## THE PROBLEM
Search the material for the string "физической" and copy each line where it occurs.

Records excerpted from a collection:
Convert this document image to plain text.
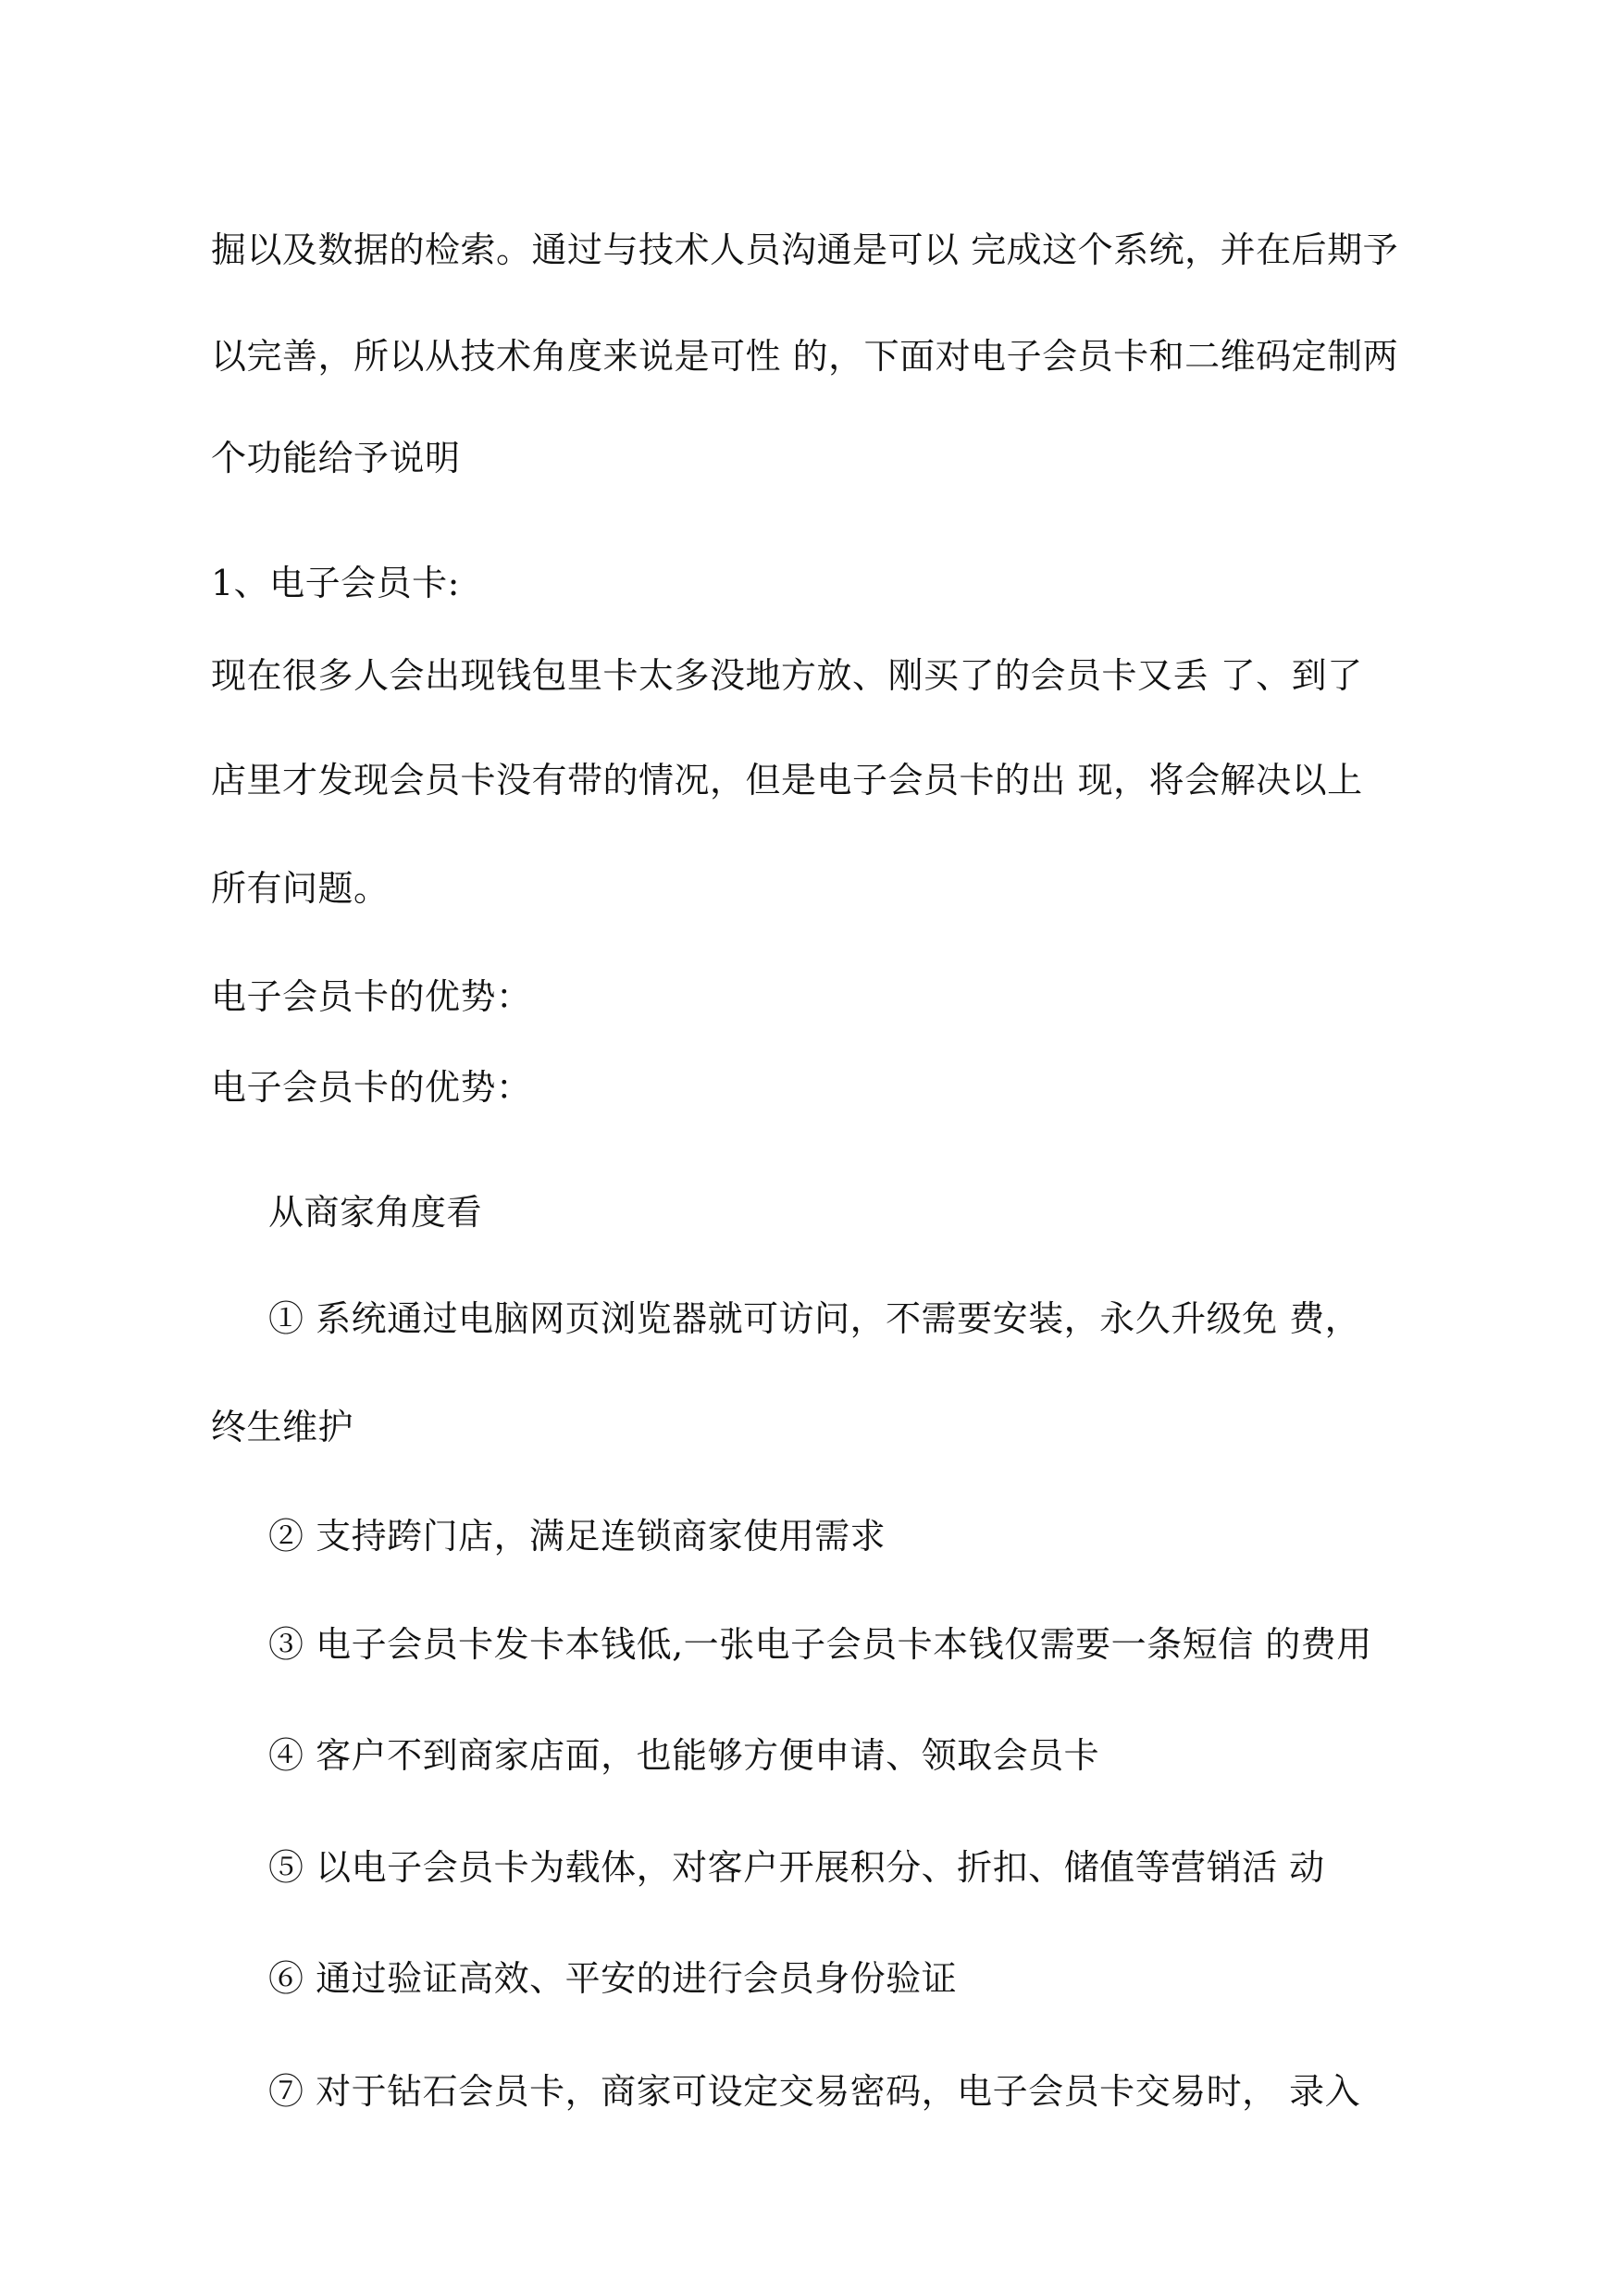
掘以及数据的检索。通过与技术人员沟通是可以 完成这个系统，并在后期予
以完善，所以从技术角度来说是可性 的，下面对电子会员卡和二维码定制两
个功能给予说明
1、电子会员卡:
现在很多人会出现钱包里卡太多没地方放、刚买了的会员卡又丢 了、到了
店里才发现会员卡没有带的情况，但是电子会员卡的出 现，将会解决以上
所有问题。
电子会员卡的优势：
电子会员卡的优势：
从商家角度看
① 系统通过电脑网页浏览器就可访问，不需要安装，永久升级免 费，
终生维护
② 支持跨门店，满足连锁商家使用需求
③ 电子会员卡发卡本钱低,一张电子会员卡本钱仅需要一条短信 的费用
④ 客户不到商家店面，也能够方便申请、领取会员卡
⑤ 以电子会员卡为载体，对客户开展积分、折扣、储值等营销活 动
⑥ 通过验证高效、平安的进行会员身份验证
⑦ 对于钻石会员卡，商家可设定交易密码，电子会员卡交易时， 录入
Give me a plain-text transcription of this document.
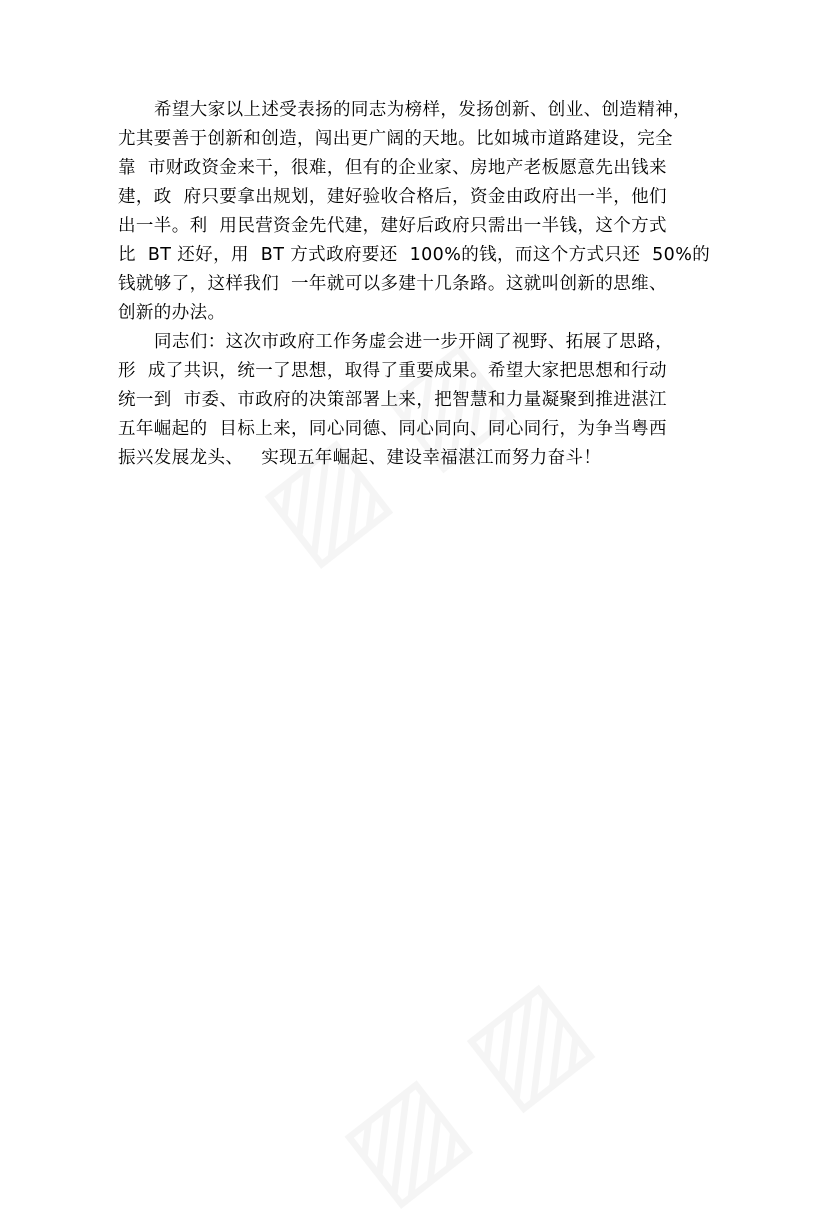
希望大家以上述受表扬的同志为榜样，发扬创新、创业、创造精神，
尤其要善于创新和创造，闯出更广阔的天地。比如城市道路建设，完全
靠  市财政资金来干，很难，但有的企业家、房地产老板愿意先出钱来
建，政  府只要拿出规划，建好验收合格后，资金由政府出一半，他们
出一半。利  用民营资金先代建，建好后政府只需出一半钱，这个方式
比  BT 还好，用  BT 方式政府要还  100%的钱，而这个方式只还  50%的
钱就够了，这样我们  一年就可以多建十几条路。这就叫创新的思维、
创新的办法。
同志们：这次市政府工作务虚会进一步开阔了视野、拓展了思路，
形  成了共识，统一了思想，取得了重要成果。希望大家把思想和行动
统一到  市委、市政府的决策部署上来，把智慧和力量凝聚到推进湛江
五年崛起的  目标上来，同心同德、同心同向、同心同行，为争当粤西
振兴发展龙头、   实现五年崛起、建设幸福湛江而努力奋斗！
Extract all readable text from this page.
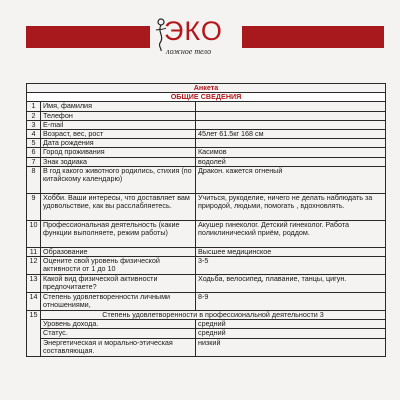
ЭКО
ложное тело
Анкета		
ОБЩИЕ СВЕДЕНИЯ		
1	Имя, фамилия	
2	Телефон	
3	E-mail	
4	Возраст, вес, рост	45лет 61.5кг 168 см
5	Дата рождения	
6	Город проживания	Касимов
7	Знак зодиака	водолей
8	В год какого животного родились, стихия (по китайскому календарю)	Дракон. кажется огненый
9	Хобби. Ваши интересы, что доставляет вам удовольствие, как вы расслабляетесь.	Учиться, рукоделие, ничего не делать наблюдать за природой, людьми, помогать , вдохновлять.
10	Профессиональная деятельность (какие функции выполняете, режим работы)	Акушер гинеколог. Детский гинеколог. Работа поликлинический приём, роддом.
11	Образование	Высшее медицинское
12	Оцените свой уровень физической активности от 1 до 10	3-5
13	Какой вид физической активности предпочитаете?	Ходьба, велосипед, плавание, танцы, цигун.
14	Степень удовлетворенности личными отношениями,	8-9
15	Степень удовлетворенности в профессиональной деятельности 3	
	Уровень дохода.	средний
	Статус.	средний
	Энергетическая и морально-этическая составляющая.	низкий
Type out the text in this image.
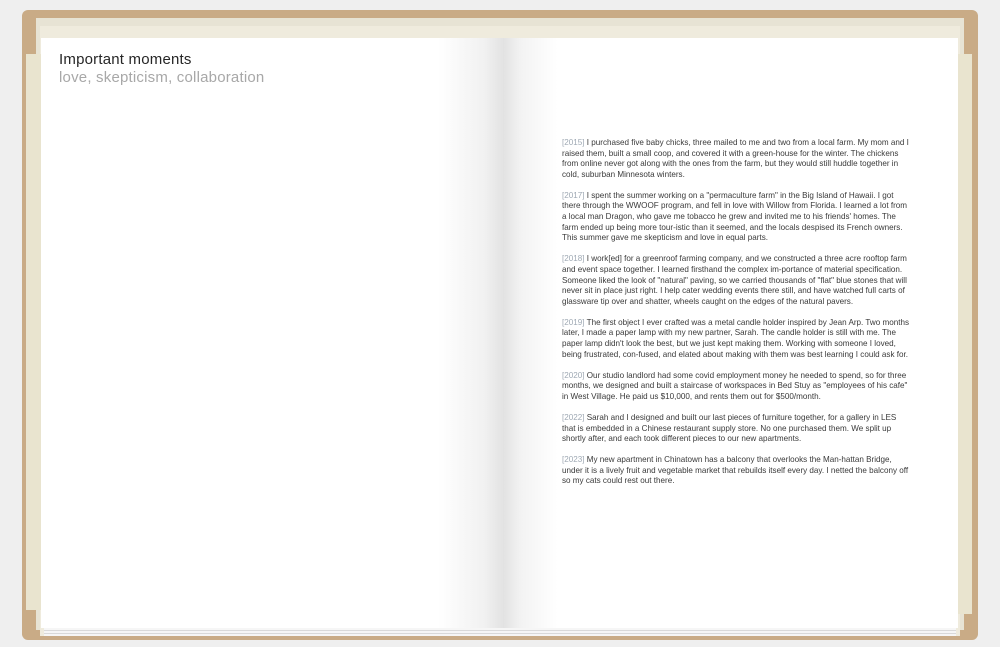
Important moments
love, skepticism, collaboration

[2015] I purchased five baby chicks, three mailed to me and two from a local farm. My mom and I raised them, built a small coop, and covered it with a green-house for the winter. The chickens from online never got along with the ones from the farm, but they would still huddle together in cold, suburban Minnesota winters.

[2017] I spent the summer working on a "permaculture farm" in the Big Island of Hawaii. I got there through the WWOOF program, and fell in love with Willow from Florida. I learned a lot from a local man Dragon, who gave me tobacco he grew and invited me to his friends' homes. The farm ended up being more tour-istic than it seemed, and the locals despised its French owners. This summer gave me skepticism and love in equal parts.

[2018] I work[ed] for a greenroof farming company, and we constructed a three acre rooftop farm and event space together. I learned firsthand the complex im-portance of material specification. Someone liked the look of "natural" paving, so we carried thousands of "flat" blue stones that will never sit in place just right. I help cater wedding events there still, and have watched full carts of glassware tip over and shatter, wheels caught on the edges of the natural pavers.

[2019] The first object I ever crafted was a metal candle holder inspired by Jean Arp. Two months later, I made a paper lamp with my new partner, Sarah. The candle holder is still with me. The paper lamp didn't look the best, but we just kept making them. Working with someone I loved, being frustrated, con-fused, and elated about making with them was best learning I could ask for.

[2020] Our studio landlord had some covid employment money he needed to spend, so for three months, we designed and built a staircase of workspaces in Bed Stuy as "employees of his cafe" in West Village. He paid us $10,000, and rents them out for $500/month.

[2022] Sarah and I designed and built our last pieces of furniture together, for a gallery in LES that is embedded in a Chinese restaurant supply store. No one purchased them. We split up shortly after, and each took different pieces to our new apartments.

[2023] My new apartment in Chinatown has a balcony that overlooks the Man-hattan Bridge, under it is a lively fruit and vegetable market that rebuilds itself every day. I netted the balcony off so my cats could rest out there.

## REPLY TO THE TASK
12	Оцените свой уровень физической активности от 1 до 10	3-5
13	Какой вид физической активности предпочитаете?	Ходьба, велосипед, плавание, танцы, цигун.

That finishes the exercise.